- **Record list**
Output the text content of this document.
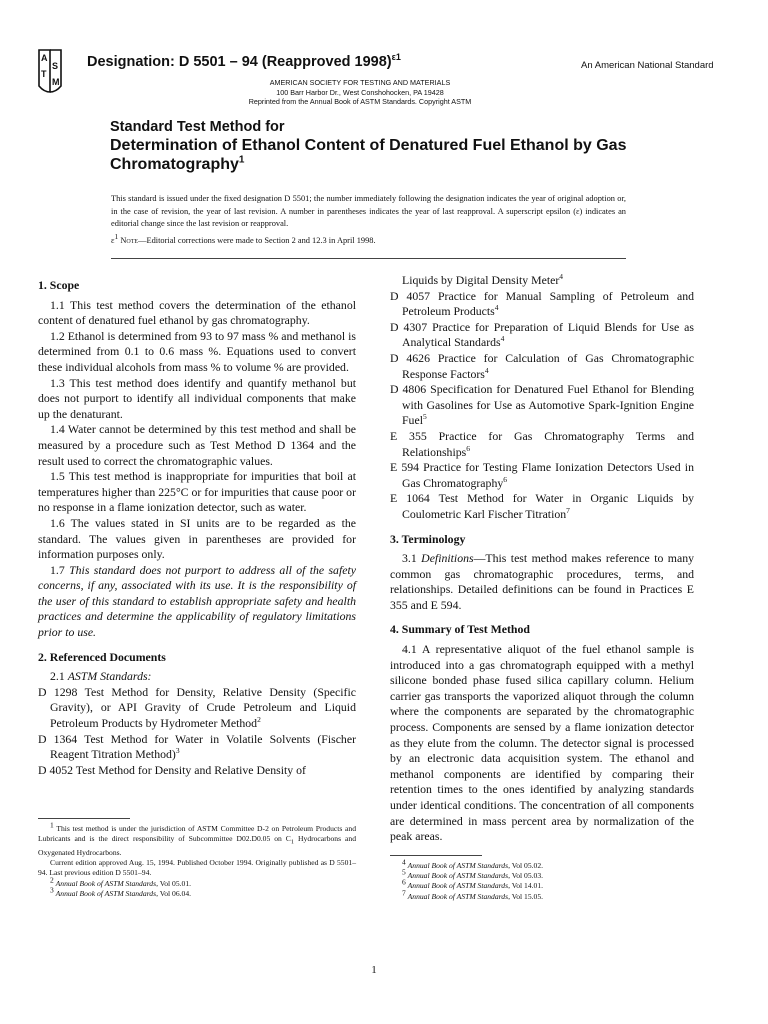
A
S
T
M
Designation: D 5501 – 94 (Reapproved 1998)$^{\varepsilon 1}$
An American National Standard
AMERICAN SOCIETY FOR TESTING AND MATERIALS
100 Barr Harbor Dr., West Conshohocken, PA 19428
Reprinted from the Annual Book of ASTM Standards. Copyright ASTM
Standard Test Method for
Determination of Ethanol Content of Denatured Fuel Ethanol by Gas Chromatography$^1$
This standard is issued under the fixed designation D 5501; the number immediately following the designation indicates the year of original adoption or, in the case of revision, the year of last revision. A number in parentheses indicates the year of last reapproval. A superscript epsilon (ε) indicates an editorial change since the last revision or reapproval.
$\varepsilon^1$ Note—Editorial corrections were made to Section 2 and 12.3 in April 1998.
1. Scope

1.1 This test method covers the determination of the ethanol content of denatured fuel ethanol by gas chromatography.

1.2 Ethanol is determined from 93 to 97 mass % and methanol is determined from 0.1 to 0.6 mass %. Equations used to convert these individual alcohols from mass % to volume % are provided.

1.3 This test method does identify and quantify methanol but does not purport to identify all individual components that make up the denaturant.

1.4 Water cannot be determined by this test method and shall be measured by a procedure such as Test Method D 1364 and the result used to correct the chromatographic values.

1.5 This test method is inappropriate for impurities that boil at temperatures higher than 225°C or for impurities that cause poor or no response in a flame ionization detector, such as water.

1.6 The values stated in SI units are to be regarded as the standard. The values given in parentheses are provided for information purposes only.

1.7 This standard does not purport to address all of the safety concerns, if any, associated with its use. It is the responsibility of the user of this standard to establish appropriate safety and health practices and determine the applicability of regulatory limitations prior to use.

2. Referenced Documents

2.1 ASTM Standards:

D 1298 Test Method for Density, Relative Density (Specific Gravity), or API Gravity of Crude Petroleum and Liquid Petroleum Products by Hydrometer Method$^2$

D 1364 Test Method for Water in Volatile Solvents (Fischer Reagent Titration Method)$^3$

D 4052 Test Method for Density and Relative Density of

Liquids by Digital Density Meter$^4$

D 4057 Practice for Manual Sampling of Petroleum and Petroleum Products$^4$

D 4307 Practice for Preparation of Liquid Blends for Use as Analytical Standards$^4$

D 4626 Practice for Calculation of Gas Chromatographic Response Factors$^4$

D 4806 Specification for Denatured Fuel Ethanol for Blending with Gasolines for Use as Automotive Spark-Ignition Engine Fuel$^5$

E 355 Practice for Gas Chromatography Terms and Relationships$^6$

E 594 Practice for Testing Flame Ionization Detectors Used in Gas Chromatography$^6$

E 1064 Test Method for Water in Organic Liquids by Coulometric Karl Fischer Titration$^7$

3. Terminology

3.1 Definitions—This test method makes reference to many common gas chromatographic procedures, terms, and relationships. Detailed definitions can be found in Practices E 355 and E 594.

4. Summary of Test Method

4.1 A representative aliquot of the fuel ethanol sample is introduced into a gas chromatograph equipped with a methyl silicone bonded phase fused silica capillary column. Helium carrier gas transports the vaporized aliquot through the column where the components are separated by the chromatographic process. Components are sensed by a flame ionization detector as they elute from the column. The detector signal is processed by an electronic data acquisition system. The ethanol and methanol components are identified by comparing their retention times to the ones identified by analyzing standards under identical conditions. The concentration of all components are determined in mass percent area by normalization of the peak areas.

$^1$ This test method is under the jurisdiction of ASTM Committee D-2 on Petroleum Products and Lubricants and is the direct responsibility of Subcommittee D02.D0.05 on $C_1$ Hydrocarbons and Oxygenated Hydrocarbons.

Current edition approved Aug. 15, 1994. Published October 1994. Originally published as D 5501–94. Last previous edition D 5501–94.

$^2$ Annual Book of ASTM Standards, Vol 05.01.

$^3$ Annual Book of ASTM Standards, Vol 06.04.

$^4$ Annual Book of ASTM Standards, Vol 05.02.

$^5$ Annual Book of ASTM Standards, Vol 05.03.

$^6$ Annual Book of ASTM Standards, Vol 14.01.

$^7$ Annual Book of ASTM Standards, Vol 15.05.

1
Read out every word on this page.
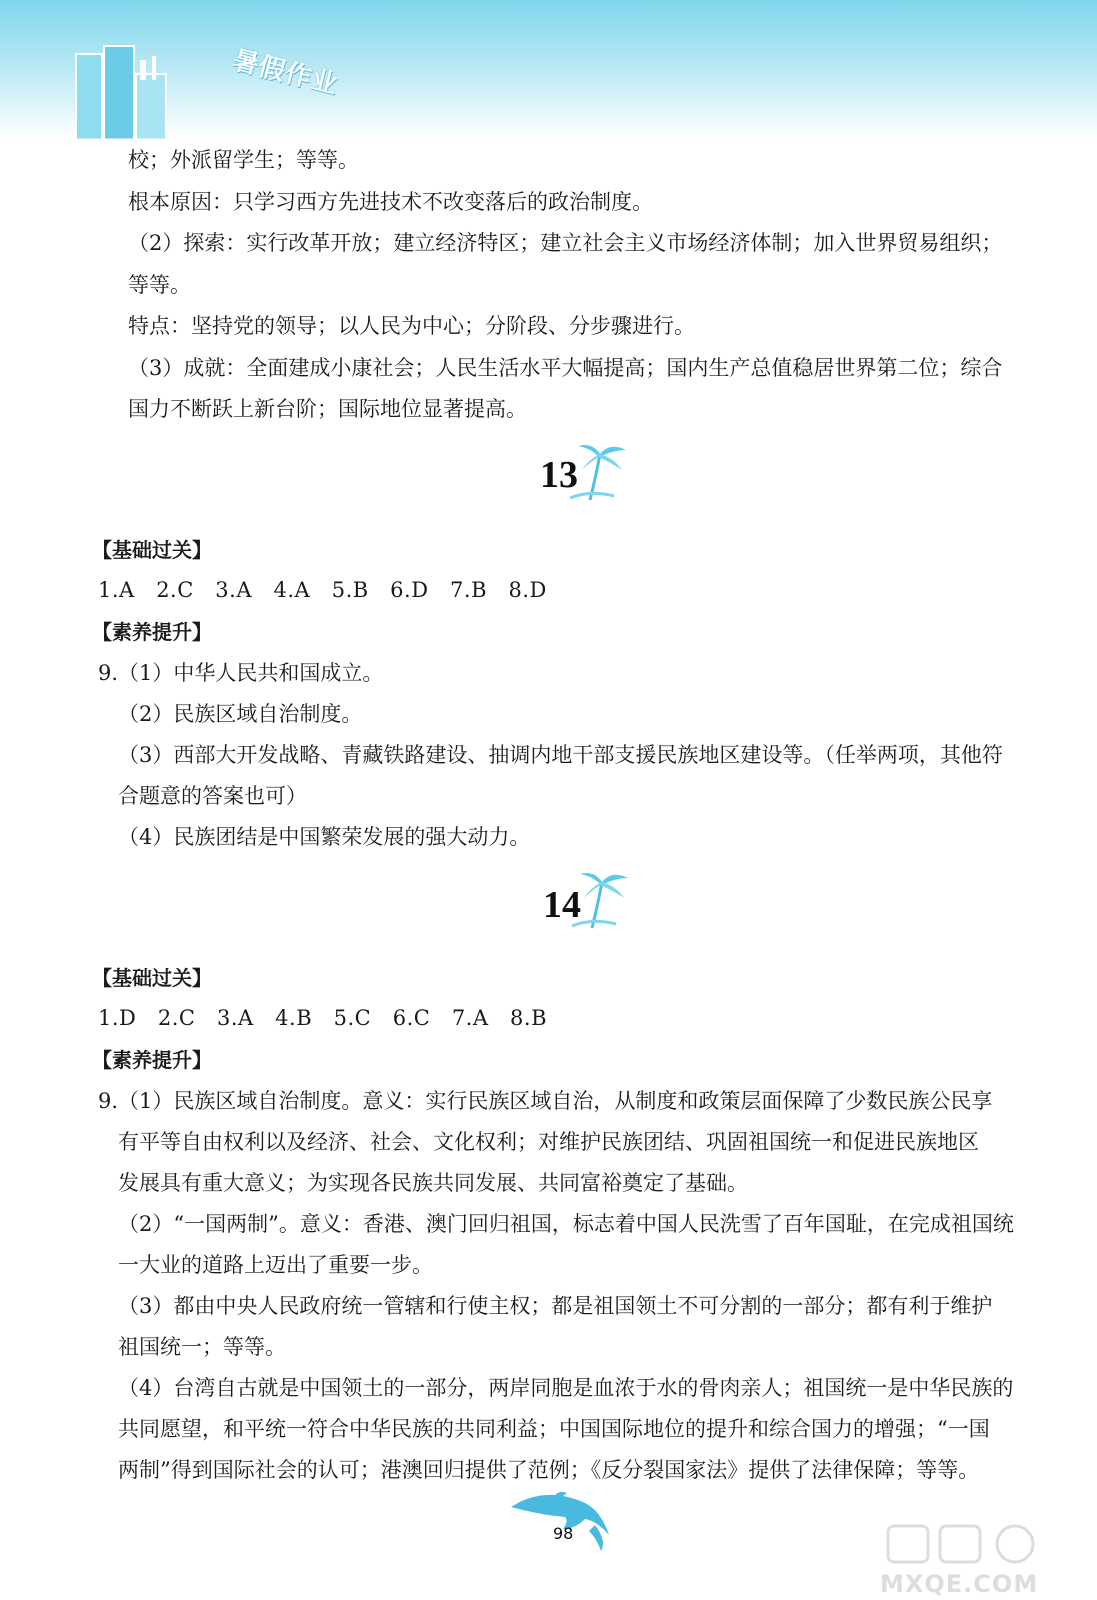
暑假作业
校；外派留学生；等等。
根本原因：只学习西方先进技术不改变落后的政治制度。
（2）探索：实行改革开放；建立经济特区；建立社会主义市场经济体制；加入世界贸易组织；
等等。
特点：坚持党的领导；以人民为中心；分阶段、分步骤进行。
（3）成就：全面建成小康社会；人民生活水平大幅提高；国内生产总值稳居世界第二位；综合
国力不断跃上新台阶；国际地位显著提高。
13
【基础过关】
1.A　2.C　3.A　4.A　5.B　6.D　7.B　8.D
【素养提升】
9.（1）中华人民共和国成立。
（2）民族区域自治制度。
（3）西部大开发战略、青藏铁路建设、抽调内地干部支援民族地区建设等。（任举两项，其他符
合题意的答案也可）
（4）民族团结是中国繁荣发展的强大动力。
14
【基础过关】
1.D　2.C　3.A　4.B　5.C　6.C　7.A　8.B
【素养提升】
9.（1）民族区域自治制度。意义：实行民族区域自治，从制度和政策层面保障了少数民族公民享
有平等自由权利以及经济、社会、文化权利；对维护民族团结、巩固祖国统一和促进民族地区
发展具有重大意义；为实现各民族共同发展、共同富裕奠定了基础。
（2）“一国两制”。意义：香港、澳门回归祖国，标志着中国人民洗雪了百年国耻，在完成祖国统
一大业的道路上迈出了重要一步。
（3）都由中央人民政府统一管辖和行使主权；都是祖国领土不可分割的一部分；都有利于维护
祖国统一；等等。
（4）台湾自古就是中国领土的一部分，两岸同胞是血浓于水的骨肉亲人；祖国统一是中华民族的
共同愿望，和平统一符合中华民族的共同利益；中国国际地位的提升和综合国力的增强；“一国
两制”得到国际社会的认可；港澳回归提供了范例；《反分裂国家法》提供了法律保障；等等。
98
MXQE.COM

- **Objective**
Repeat each entry exactly as given; no pictures belong in the copy.

- **Solution to this exercise**
Output the text content of this document.
A
S
T
M
Designation: D 5501 – 94 (Reapproved 1998)$^{\varepsilon 1}$
An American National Standard
AMERICAN SOCIETY FOR TESTING AND MATERIALS
100 Barr Harbor Dr., West Conshohocken, PA 19428
Reprinted from the Annual Book of ASTM Standards. Copyright ASTM
Standard Test Method for
Determination of Ethanol Content of Denatured Fuel Ethanol by Gas Chromatography$^1$
This standard is issued under the fixed designation D 5501; the number immediately following the designation indicates the year of original adoption or, in the case of revision, the year of last revision. A number in parentheses indicates the year of last reapproval. A superscript epsilon (ε) indicates an editorial change since the last revision or reapproval.
$\varepsilon^1$ Note—Editorial corrections were made to Section 2 and 12.3 in April 1998.
1. Scope

1.1 This test method covers the determination of the ethanol content of denatured fuel ethanol by gas chromatography.

1.2 Ethanol is determined from 93 to 97 mass % and methanol is determined from 0.1 to 0.6 mass %. Equations used to convert these individual alcohols from mass % to volume % are provided.

1.3 This test method does identify and quantify methanol but does not purport to identify all individual components that make up the denaturant.

1.4 Water cannot be determined by this test method and shall be measured by a procedure such as Test Method D 1364 and the result used to correct the chromatographic values.

1.5 This test method is inappropriate for impurities that boil at temperatures higher than 225°C or for impurities that cause poor or no response in a flame ionization detector, such as water.

1.6 The values stated in SI units are to be regarded as the standard. The values given in parentheses are provided for information purposes only.

1.7 This standard does not purport to address all of the safety concerns, if any, associated with its use. It is the responsibility of the user of this standard to establish appropriate safety and health practices and determine the applicability of regulatory limitations prior to use.

2. Referenced Documents

2.1 ASTM Standards:

D 1298 Test Method for Density, Relative Density (Specific Gravity), or API Gravity of Crude Petroleum and Liquid Petroleum Products by Hydrometer Method$^2$

D 1364 Test Method for Water in Volatile Solvents (Fischer Reagent Titration Method)$^3$

D 4052 Test Method for Density and Relative Density of

Liquids by Digital Density Meter$^4$

D 4057 Practice for Manual Sampling of Petroleum and Petroleum Products$^4$

D 4307 Practice for Preparation of Liquid Blends for Use as Analytical Standards$^4$

D 4626 Practice for Calculation of Gas Chromatographic Response Factors$^4$

D 4806 Specification for Denatured Fuel Ethanol for Blending with Gasolines for Use as Automotive Spark-Ignition Engine Fuel$^5$

E 355 Practice for Gas Chromatography Terms and Relationships$^6$

E 594 Practice for Testing Flame Ionization Detectors Used in Gas Chromatography$^6$

E 1064 Test Method for Water in Organic Liquids by Coulometric Karl Fischer Titration$^7$

3. Terminology

3.1 Definitions—This test method makes reference to many common gas chromatographic procedures, terms, and relationships. Detailed definitions can be found in Practices E 355 and E 594.

4. Summary of Test Method

4.1 A representative aliquot of the fuel ethanol sample is introduced into a gas chromatograph equipped with a methyl silicone bonded phase fused silica capillary column. Helium carrier gas transports the vaporized aliquot through the column where the components are separated by the chromatographic process. Components are sensed by a flame ionization detector as they elute from the column. The detector signal is processed by an electronic data acquisition system. The ethanol and methanol components are identified by comparing their retention times to the ones identified by analyzing standards under identical conditions. The concentration of all components are determined in mass percent area by normalization of the peak areas.

$^1$ This test method is under the jurisdiction of ASTM Committee D-2 on Petroleum Products and Lubricants and is the direct responsibility of Subcommittee D02.D0.05 on $C_1$ Hydrocarbons and Oxygenated Hydrocarbons.

Current edition approved Aug. 15, 1994. Published October 1994. Originally published as D 5501–94. Last previous edition D 5501–94.

$^2$ Annual Book of ASTM Standards, Vol 05.01.

$^3$ Annual Book of ASTM Standards, Vol 06.04.

$^4$ Annual Book of ASTM Standards, Vol 05.02.

$^5$ Annual Book of ASTM Standards, Vol 05.03.

$^6$ Annual Book of ASTM Standards, Vol 14.01.

$^7$ Annual Book of ASTM Standards, Vol 15.05.

1
Read out every word on this page.
暑假作业
校；外派留学生；等等。
根本原因：只学习西方先进技术不改变落后的政治制度。
（2）探索：实行改革开放；建立经济特区；建立社会主义市场经济体制；加入世界贸易组织；
等等。
特点：坚持党的领导；以人民为中心；分阶段、分步骤进行。
（3）成就：全面建成小康社会；人民生活水平大幅提高；国内生产总值稳居世界第二位；综合
国力不断跃上新台阶；国际地位显著提高。
13
【基础过关】
1.A　2.C　3.A　4.A　5.B　6.D　7.B　8.D
【素养提升】
9.（1）中华人民共和国成立。
（2）民族区域自治制度。
（3）西部大开发战略、青藏铁路建设、抽调内地干部支援民族地区建设等。（任举两项，其他符
合题意的答案也可）
（4）民族团结是中国繁荣发展的强大动力。
14
【基础过关】
1.D　2.C　3.A　4.B　5.C　6.C　7.A　8.B
【素养提升】
9.（1）民族区域自治制度。意义：实行民族区域自治，从制度和政策层面保障了少数民族公民享
有平等自由权利以及经济、社会、文化权利；对维护民族团结、巩固祖国统一和促进民族地区
发展具有重大意义；为实现各民族共同发展、共同富裕奠定了基础。
（2）“一国两制”。意义：香港、澳门回归祖国，标志着中国人民洗雪了百年国耻，在完成祖国统
一大业的道路上迈出了重要一步。
（3）都由中央人民政府统一管辖和行使主权；都是祖国领土不可分割的一部分；都有利于维护
祖国统一；等等。
（4）台湾自古就是中国领土的一部分，两岸同胞是血浓于水的骨肉亲人；祖国统一是中华民族的
共同愿望，和平统一符合中华民族的共同利益；中国国际地位的提升和综合国力的增强；“一国
两制”得到国际社会的认可；港澳回归提供了范例；《反分裂国家法》提供了法律保障；等等。
98
MXQE.COM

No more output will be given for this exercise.